YOUR INSTRUCTIONS —
Would you copy out the whole listing exactly as given?

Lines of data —
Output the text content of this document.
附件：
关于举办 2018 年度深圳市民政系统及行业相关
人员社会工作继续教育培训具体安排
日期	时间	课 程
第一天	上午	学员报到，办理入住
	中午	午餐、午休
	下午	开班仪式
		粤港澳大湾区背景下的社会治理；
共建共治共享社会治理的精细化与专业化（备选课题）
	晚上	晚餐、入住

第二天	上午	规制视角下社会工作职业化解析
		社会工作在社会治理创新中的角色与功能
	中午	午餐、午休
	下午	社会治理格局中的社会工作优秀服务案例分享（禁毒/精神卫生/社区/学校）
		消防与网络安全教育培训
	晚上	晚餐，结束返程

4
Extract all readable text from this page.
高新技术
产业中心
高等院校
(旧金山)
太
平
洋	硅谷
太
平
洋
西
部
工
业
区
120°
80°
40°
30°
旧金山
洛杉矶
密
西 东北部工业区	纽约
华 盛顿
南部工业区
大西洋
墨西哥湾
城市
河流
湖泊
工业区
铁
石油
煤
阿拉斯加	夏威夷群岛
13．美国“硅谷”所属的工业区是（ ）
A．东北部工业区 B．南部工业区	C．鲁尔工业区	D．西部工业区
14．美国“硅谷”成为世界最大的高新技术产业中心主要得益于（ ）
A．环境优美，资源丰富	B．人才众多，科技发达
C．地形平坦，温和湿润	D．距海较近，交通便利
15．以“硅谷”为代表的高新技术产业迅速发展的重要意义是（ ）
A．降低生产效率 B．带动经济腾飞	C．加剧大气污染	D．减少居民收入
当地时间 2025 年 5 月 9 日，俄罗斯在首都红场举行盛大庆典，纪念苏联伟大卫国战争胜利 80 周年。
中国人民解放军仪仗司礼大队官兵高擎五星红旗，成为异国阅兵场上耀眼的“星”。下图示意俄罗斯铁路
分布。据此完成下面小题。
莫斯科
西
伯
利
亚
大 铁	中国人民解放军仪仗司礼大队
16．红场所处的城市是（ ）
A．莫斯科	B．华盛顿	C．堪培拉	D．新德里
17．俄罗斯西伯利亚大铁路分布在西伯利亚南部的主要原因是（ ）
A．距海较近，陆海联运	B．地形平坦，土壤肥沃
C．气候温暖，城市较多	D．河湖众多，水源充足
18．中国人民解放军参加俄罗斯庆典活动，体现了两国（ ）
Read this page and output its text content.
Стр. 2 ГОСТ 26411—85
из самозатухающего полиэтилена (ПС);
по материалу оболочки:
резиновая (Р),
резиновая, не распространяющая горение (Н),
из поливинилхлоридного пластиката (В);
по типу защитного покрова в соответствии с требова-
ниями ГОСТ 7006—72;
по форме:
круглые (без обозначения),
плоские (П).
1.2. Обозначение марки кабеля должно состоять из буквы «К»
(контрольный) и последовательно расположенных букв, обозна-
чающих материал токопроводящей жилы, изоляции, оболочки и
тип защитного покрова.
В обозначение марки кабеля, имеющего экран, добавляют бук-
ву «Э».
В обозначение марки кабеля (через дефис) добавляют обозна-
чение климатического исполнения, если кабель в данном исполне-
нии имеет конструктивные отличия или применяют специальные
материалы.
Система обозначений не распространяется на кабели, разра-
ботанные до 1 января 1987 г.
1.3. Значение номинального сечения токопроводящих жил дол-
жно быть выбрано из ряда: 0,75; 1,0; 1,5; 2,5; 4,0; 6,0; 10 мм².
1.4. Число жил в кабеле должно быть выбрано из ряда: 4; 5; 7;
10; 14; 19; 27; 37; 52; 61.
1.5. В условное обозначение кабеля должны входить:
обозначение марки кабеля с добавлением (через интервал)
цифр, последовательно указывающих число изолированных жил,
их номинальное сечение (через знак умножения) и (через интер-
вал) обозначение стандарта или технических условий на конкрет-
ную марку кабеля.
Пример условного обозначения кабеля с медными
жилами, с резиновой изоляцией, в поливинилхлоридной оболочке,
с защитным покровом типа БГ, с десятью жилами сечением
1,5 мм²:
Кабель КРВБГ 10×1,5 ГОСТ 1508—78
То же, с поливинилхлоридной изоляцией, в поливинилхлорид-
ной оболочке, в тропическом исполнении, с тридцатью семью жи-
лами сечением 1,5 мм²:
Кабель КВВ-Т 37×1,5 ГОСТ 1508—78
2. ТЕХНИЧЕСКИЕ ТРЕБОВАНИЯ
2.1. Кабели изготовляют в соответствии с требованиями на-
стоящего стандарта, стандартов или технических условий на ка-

OUTPUT OF THE TASK —
Output the text content of this document.
附件：
关于举办 2018 年度深圳市民政系统及行业相关
人员社会工作继续教育培训具体安排
日期	时间	课 程
第一天	上午	学员报到，办理入住
	中午	午餐、午休
	下午	开班仪式
		粤港澳大湾区背景下的社会治理；
共建共治共享社会治理的精细化与专业化（备选课题）
	晚上	晚餐、入住

第二天	上午	规制视角下社会工作职业化解析
		社会工作在社会治理创新中的角色与功能
	中午	午餐、午休
	下午	社会治理格局中的社会工作优秀服务案例分享（禁毒/精神卫生/社区/学校）
		消防与网络安全教育培训
	晚上	晚餐，结束返程

4
Extract all readable text from this page.
高新技术
产业中心
高等院校
(旧金山)
太
平
洋	硅谷
太
平
洋
西
部
工
业
区
120°
80°
40°
30°
旧金山
洛杉矶
密
西 东北部工业区	纽约
华 盛顿
南部工业区
大西洋
墨西哥湾
城市
河流
湖泊
工业区
铁
石油
煤
阿拉斯加	夏威夷群岛
13．美国“硅谷”所属的工业区是（ ）
A．东北部工业区 B．南部工业区	C．鲁尔工业区	D．西部工业区
14．美国“硅谷”成为世界最大的高新技术产业中心主要得益于（ ）
A．环境优美，资源丰富	B．人才众多，科技发达
C．地形平坦，温和湿润	D．距海较近，交通便利
15．以“硅谷”为代表的高新技术产业迅速发展的重要意义是（ ）
A．降低生产效率 B．带动经济腾飞	C．加剧大气污染	D．减少居民收入
当地时间 2025 年 5 月 9 日，俄罗斯在首都红场举行盛大庆典，纪念苏联伟大卫国战争胜利 80 周年。
中国人民解放军仪仗司礼大队官兵高擎五星红旗，成为异国阅兵场上耀眼的“星”。下图示意俄罗斯铁路
分布。据此完成下面小题。
莫斯科
西
伯
利
亚
大 铁	中国人民解放军仪仗司礼大队
16．红场所处的城市是（ ）
A．莫斯科	B．华盛顿	C．堪培拉	D．新德里
17．俄罗斯西伯利亚大铁路分布在西伯利亚南部的主要原因是（ ）
A．距海较近，陆海联运	B．地形平坦，土壤肥沃
C．气候温暖，城市较多	D．河湖众多，水源充足
18．中国人民解放军参加俄罗斯庆典活动，体现了两国（ ）
Read this page and output its text content.
Стр. 2 ГОСТ 26411—85
из самозатухающего полиэтилена (ПС);
по материалу оболочки:
резиновая (Р),
резиновая, не распространяющая горение (Н),
из поливинилхлоридного пластиката (В);
по типу защитного покрова в соответствии с требова-
ниями ГОСТ 7006—72;
по форме:
круглые (без обозначения),
плоские (П).
1.2. Обозначение марки кабеля должно состоять из буквы «К»
(контрольный) и последовательно расположенных букв, обозна-
чающих материал токопроводящей жилы, изоляции, оболочки и
тип защитного покрова.
В обозначение марки кабеля, имеющего экран, добавляют бук-
ву «Э».
В обозначение марки кабеля (через дефис) добавляют обозна-
чение климатического исполнения, если кабель в данном исполне-
нии имеет конструктивные отличия или применяют специальные
материалы.
Система обозначений не распространяется на кабели, разра-
ботанные до 1 января 1987 г.
1.3. Значение номинального сечения токопроводящих жил дол-
жно быть выбрано из ряда: 0,75; 1,0; 1,5; 2,5; 4,0; 6,0; 10 мм².
1.4. Число жил в кабеле должно быть выбрано из ряда: 4; 5; 7;
10; 14; 19; 27; 37; 52; 61.
1.5. В условное обозначение кабеля должны входить:
обозначение марки кабеля с добавлением (через интервал)
цифр, последовательно указывающих число изолированных жил,
их номинальное сечение (через знак умножения) и (через интер-
вал) обозначение стандарта или технических условий на конкрет-
ную марку кабеля.
Пример условного обозначения кабеля с медными
жилами, с резиновой изоляцией, в поливинилхлоридной оболочке,
с защитным покровом типа БГ, с десятью жилами сечением
1,5 мм²:
Кабель КРВБГ 10×1,5 ГОСТ 1508—78
То же, с поливинилхлоридной изоляцией, в поливинилхлорид-
ной оболочке, в тропическом исполнении, с тридцатью семью жи-
лами сечением 1,5 мм²:
Кабель КВВ-Т 37×1,5 ГОСТ 1508—78
2. ТЕХНИЧЕСКИЕ ТРЕБОВАНИЯ
2.1. Кабели изготовляют в соответствии с требованиями на-
стоящего стандарта, стандартов или технических условий на ка-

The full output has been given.